Items from a dataset
------------------------------
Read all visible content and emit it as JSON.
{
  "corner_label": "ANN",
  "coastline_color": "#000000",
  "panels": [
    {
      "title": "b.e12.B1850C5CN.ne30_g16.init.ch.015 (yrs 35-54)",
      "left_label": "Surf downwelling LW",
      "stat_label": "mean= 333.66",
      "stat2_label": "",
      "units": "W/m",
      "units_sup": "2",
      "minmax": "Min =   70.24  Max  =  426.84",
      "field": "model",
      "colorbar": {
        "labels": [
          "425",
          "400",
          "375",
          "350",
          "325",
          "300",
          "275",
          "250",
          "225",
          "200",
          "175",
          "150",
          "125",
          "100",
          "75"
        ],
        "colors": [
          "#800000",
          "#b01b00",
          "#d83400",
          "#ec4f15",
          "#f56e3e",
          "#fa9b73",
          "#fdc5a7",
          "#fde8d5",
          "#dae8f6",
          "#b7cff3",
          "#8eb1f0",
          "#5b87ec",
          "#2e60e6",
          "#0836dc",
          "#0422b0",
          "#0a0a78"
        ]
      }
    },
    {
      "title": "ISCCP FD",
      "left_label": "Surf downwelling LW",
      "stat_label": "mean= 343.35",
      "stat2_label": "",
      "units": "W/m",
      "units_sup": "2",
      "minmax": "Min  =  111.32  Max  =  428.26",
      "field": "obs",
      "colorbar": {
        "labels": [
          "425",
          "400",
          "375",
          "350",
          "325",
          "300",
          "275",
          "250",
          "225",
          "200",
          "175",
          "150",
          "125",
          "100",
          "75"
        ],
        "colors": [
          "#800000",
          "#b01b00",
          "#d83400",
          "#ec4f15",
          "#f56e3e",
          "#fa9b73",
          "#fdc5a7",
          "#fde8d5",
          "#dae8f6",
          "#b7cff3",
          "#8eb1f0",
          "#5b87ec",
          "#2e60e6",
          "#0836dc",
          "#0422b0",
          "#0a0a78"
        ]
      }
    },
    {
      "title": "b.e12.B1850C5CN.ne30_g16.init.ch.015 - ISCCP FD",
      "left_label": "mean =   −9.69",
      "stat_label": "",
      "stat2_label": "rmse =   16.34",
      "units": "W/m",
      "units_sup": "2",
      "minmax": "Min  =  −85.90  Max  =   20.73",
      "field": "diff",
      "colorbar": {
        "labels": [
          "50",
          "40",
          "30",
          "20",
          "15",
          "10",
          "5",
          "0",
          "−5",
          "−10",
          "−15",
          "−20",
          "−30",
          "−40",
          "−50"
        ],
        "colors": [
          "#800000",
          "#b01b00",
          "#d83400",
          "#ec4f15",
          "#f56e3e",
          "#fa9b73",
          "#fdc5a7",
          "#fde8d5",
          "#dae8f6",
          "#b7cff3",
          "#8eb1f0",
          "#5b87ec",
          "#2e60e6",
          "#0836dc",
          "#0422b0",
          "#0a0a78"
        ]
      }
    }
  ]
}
------------------------------
> **Set task**: Nothing in the listing may be changed; retype it all exactly.

> **Task result**:
Read all visible content and emit it as JSON.
{
  "corner_label": "ANN",
  "coastline_color": "#000000",
  "panels": [
    {
      "title": "b.e12.B1850C5CN.ne30_g16.init.ch.015 (yrs 35-54)",
      "left_label": "Surf downwelling LW",
      "stat_label": "mean= 333.66",
      "stat2_label": "",
      "units": "W/m",
      "units_sup": "2",
      "minmax": "Min =   70.24  Max  =  426.84",
      "field": "model",
      "colorbar": {
        "labels": [
          "425",
          "400",
          "375",
          "350",
          "325",
          "300",
          "275",
          "250",
          "225",
          "200",
          "175",
          "150",
          "125",
          "100",
          "75"
        ],
        "colors": [
          "#800000",
          "#b01b00",
          "#d83400",
          "#ec4f15",
          "#f56e3e",
          "#fa9b73",
          "#fdc5a7",
          "#fde8d5",
          "#dae8f6",
          "#b7cff3",
          "#8eb1f0",
          "#5b87ec",
          "#2e60e6",
          "#0836dc",
          "#0422b0",
          "#0a0a78"
        ]
      }
    },
    {
      "title": "ISCCP FD",
      "left_label": "Surf downwelling LW",
      "stat_label": "mean= 343.35",
      "stat2_label": "",
      "units": "W/m",
      "units_sup": "2",
      "minmax": "Min  =  111.32  Max  =  428.26",
      "field": "obs",
      "colorbar": {
        "labels": [
          "425",
          "400",
          "375",
          "350",
          "325",
          "300",
          "275",
          "250",
          "225",
          "200",
          "175",
          "150",
          "125",
          "100",
          "75"
        ],
        "colors": [
          "#800000",
          "#b01b00",
          "#d83400",
          "#ec4f15",
          "#f56e3e",
          "#fa9b73",
          "#fdc5a7",
          "#fde8d5",
          "#dae8f6",
          "#b7cff3",
          "#8eb1f0",
          "#5b87ec",
          "#2e60e6",
          "#0836dc",
          "#0422b0",
          "#0a0a78"
        ]
      }
    },
    {
      "title": "b.e12.B1850C5CN.ne30_g16.init.ch.015 - ISCCP FD",
      "left_label": "mean =   −9.69",
      "stat_label": "",
      "stat2_label": "rmse =   16.34",
      "units": "W/m",
      "units_sup": "2",
      "minmax": "Min  =  −85.90  Max  =   20.73",
      "field": "diff",
      "colorbar": {
        "labels": [
          "50",
          "40",
          "30",
          "20",
          "15",
          "10",
          "5",
          "0",
          "−5",
          "−10",
          "−15",
          "−20",
          "−30",
          "−40",
          "−50"
        ],
        "colors": [
          "#800000",
          "#b01b00",
          "#d83400",
          "#ec4f15",
          "#f56e3e",
          "#fa9b73",
          "#fdc5a7",
          "#fde8d5",
          "#dae8f6",
          "#b7cff3",
          "#8eb1f0",
          "#5b87ec",
          "#2e60e6",
          "#0836dc",
          "#0422b0",
          "#0a0a78"
        ]
      }
    }
  ]
}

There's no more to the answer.